→ AIM OF THE TASK:
Search the data for the word "label". Reproduce every line where it is found.

□ □ □

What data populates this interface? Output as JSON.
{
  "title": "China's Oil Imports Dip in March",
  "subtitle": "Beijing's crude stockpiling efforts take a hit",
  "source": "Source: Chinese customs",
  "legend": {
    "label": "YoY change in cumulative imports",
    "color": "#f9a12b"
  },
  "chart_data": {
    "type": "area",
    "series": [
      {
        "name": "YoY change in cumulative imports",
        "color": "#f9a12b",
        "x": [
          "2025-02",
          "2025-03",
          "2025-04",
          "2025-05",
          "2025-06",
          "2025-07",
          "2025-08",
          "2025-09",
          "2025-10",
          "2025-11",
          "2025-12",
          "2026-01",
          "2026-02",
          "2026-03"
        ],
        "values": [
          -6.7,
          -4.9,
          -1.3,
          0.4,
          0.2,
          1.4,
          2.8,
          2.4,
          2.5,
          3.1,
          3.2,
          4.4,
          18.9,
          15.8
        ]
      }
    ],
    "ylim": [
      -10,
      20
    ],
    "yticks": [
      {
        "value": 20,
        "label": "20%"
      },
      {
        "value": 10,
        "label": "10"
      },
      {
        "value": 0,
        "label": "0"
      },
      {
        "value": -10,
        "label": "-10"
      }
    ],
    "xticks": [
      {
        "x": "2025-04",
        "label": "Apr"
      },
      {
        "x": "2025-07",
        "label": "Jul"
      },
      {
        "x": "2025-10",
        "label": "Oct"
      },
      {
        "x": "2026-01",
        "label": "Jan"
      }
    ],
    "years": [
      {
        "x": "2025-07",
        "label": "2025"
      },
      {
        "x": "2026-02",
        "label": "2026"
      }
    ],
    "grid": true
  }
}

□ □ □

→ TASK ANSWER:
    "label": "YoY change in cumulative imports",
        "label": "20%"
        "label": "10"
        "label": "0"
        "label": "-10"
        "label": "Apr"
        "label": "Jul"
        "label": "Oct"
        "label": "Jan"
        "label": "2025"
        "label": "2026"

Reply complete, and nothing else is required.